-------- PAGE EXCERPT
SEBI’s top brass is getting hot under the collar. On July 15, the finance minister is scheduled to inaugurate BSE’s Central Depository of Securities (CDSL), but there is still no sign of connectivity between CSDL and the National Share Depository (NSDL). Why did SEBI permit CDSL to commence operations? A magazine had asked the obvious question several months ago and a SEBI executive director had replied that it would cross the bridge when it came to it. Now the bridge has a deadline: July 15; and SEBI has found that the bridge is not a telephone connection (which it was pushing hard for last week) but a more complex one, in the form of software interface, whose construction is still underway. It has now been announced that the interconnectivity bridge will be ready on August 7, subject to testing and barring unforeseen circumstances. But it raises more questions. How on earth did CDSL choose software that was not compatible with that of the NSDL? Why was such a fussbeing made about the inter-depository transaction charge of 10 basis points when the software was the more serious hurdle? Did the SEBI’s findings in connection with payment crisis last June force it to clear CDSL with undue haste? Maybe the FM will ask a few questions while he cuts the red ribbon on July 15.
----------------
### TASK DIRECTIONS
Translate this sentence from the passage about SEBI and the depositories into Spanish: "It has now been announced that the interconnectivity bridge will be ready on August 7, subject to testing and barring unforeseen circumstances." Rely only on the passage about SEBI and the depositories; the records play no part.
-------- INFORMATION PROVIDED
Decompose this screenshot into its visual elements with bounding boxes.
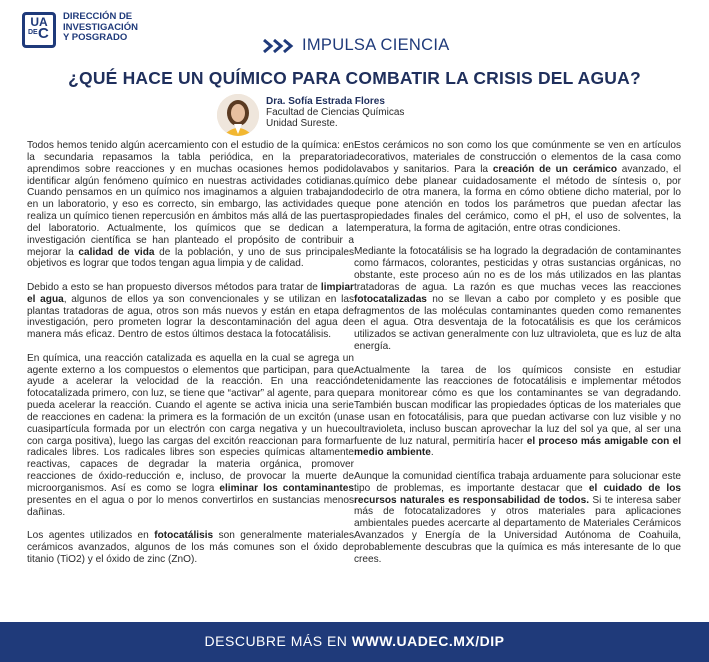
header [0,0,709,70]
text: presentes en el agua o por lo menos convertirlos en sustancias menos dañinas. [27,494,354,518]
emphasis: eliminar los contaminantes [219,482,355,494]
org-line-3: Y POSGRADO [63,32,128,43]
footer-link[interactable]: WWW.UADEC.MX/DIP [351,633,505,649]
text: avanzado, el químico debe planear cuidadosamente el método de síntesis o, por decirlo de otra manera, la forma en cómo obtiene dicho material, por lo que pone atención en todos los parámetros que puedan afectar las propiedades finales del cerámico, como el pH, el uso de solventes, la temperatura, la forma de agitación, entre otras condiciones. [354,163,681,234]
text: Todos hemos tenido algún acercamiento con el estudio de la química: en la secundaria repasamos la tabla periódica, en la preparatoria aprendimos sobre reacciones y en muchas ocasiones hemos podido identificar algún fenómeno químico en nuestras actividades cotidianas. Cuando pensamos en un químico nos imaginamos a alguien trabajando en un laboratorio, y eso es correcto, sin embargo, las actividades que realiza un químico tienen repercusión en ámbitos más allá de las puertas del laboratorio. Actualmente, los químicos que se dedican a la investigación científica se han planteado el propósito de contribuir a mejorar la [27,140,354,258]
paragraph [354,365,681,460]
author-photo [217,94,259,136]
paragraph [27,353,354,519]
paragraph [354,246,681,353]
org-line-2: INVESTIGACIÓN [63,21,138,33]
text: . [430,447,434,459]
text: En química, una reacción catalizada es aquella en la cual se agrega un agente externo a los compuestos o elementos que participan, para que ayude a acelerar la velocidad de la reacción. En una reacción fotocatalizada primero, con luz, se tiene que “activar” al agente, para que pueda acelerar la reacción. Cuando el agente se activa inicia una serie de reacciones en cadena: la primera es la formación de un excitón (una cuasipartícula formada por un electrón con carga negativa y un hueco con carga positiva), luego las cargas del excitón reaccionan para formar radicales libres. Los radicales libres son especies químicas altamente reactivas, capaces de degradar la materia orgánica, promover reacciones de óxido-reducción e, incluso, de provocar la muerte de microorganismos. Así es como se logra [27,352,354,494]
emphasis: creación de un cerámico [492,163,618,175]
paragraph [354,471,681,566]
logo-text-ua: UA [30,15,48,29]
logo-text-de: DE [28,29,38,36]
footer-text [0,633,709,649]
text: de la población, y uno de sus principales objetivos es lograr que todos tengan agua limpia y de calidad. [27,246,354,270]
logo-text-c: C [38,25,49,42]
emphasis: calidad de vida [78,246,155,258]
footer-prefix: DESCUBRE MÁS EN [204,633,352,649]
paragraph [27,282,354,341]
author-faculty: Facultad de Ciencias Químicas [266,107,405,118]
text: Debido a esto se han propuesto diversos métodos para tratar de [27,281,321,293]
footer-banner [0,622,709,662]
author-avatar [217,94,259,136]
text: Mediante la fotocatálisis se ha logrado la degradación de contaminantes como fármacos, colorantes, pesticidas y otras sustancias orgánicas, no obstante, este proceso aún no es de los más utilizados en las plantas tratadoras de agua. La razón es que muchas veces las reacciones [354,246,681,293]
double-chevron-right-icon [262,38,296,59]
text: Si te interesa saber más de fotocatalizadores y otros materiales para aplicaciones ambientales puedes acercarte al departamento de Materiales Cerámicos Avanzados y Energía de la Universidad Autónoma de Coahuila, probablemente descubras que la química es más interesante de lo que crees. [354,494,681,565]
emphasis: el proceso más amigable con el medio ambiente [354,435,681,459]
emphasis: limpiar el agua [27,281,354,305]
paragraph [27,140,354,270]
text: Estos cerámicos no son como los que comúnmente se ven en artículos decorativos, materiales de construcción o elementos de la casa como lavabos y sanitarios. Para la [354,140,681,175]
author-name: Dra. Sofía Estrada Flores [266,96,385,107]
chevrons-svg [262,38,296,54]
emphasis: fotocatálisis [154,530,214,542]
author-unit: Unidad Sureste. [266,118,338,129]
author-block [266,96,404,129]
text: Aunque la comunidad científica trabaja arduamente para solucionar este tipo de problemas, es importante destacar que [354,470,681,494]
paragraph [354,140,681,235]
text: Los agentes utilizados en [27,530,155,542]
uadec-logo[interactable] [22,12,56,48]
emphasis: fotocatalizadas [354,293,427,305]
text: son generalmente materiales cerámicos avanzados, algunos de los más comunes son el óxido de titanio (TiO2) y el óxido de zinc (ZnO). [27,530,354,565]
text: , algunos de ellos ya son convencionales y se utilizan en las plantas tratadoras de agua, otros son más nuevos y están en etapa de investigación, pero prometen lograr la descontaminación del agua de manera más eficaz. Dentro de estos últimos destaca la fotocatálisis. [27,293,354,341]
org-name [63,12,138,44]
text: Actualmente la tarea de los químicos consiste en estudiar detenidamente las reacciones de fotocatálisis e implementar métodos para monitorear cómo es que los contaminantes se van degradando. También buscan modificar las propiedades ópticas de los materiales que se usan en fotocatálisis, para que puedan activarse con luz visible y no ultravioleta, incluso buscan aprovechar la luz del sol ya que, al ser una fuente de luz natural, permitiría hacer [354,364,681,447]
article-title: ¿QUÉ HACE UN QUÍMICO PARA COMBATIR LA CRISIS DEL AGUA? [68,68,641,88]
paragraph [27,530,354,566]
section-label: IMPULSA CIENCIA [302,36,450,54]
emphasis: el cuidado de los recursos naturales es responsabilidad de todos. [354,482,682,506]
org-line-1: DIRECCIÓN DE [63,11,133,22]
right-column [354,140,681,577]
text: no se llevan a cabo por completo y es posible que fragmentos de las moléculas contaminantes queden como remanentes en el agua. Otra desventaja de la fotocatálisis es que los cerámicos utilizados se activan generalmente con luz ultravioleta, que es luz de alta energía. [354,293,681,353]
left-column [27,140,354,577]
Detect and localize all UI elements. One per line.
----------------
### THE REPLY
Ahora se ha anunciado que el puente de interconectividad estará listo el 7 de agosto, sujeto a pruebas y salvo circunstancias imprevistas.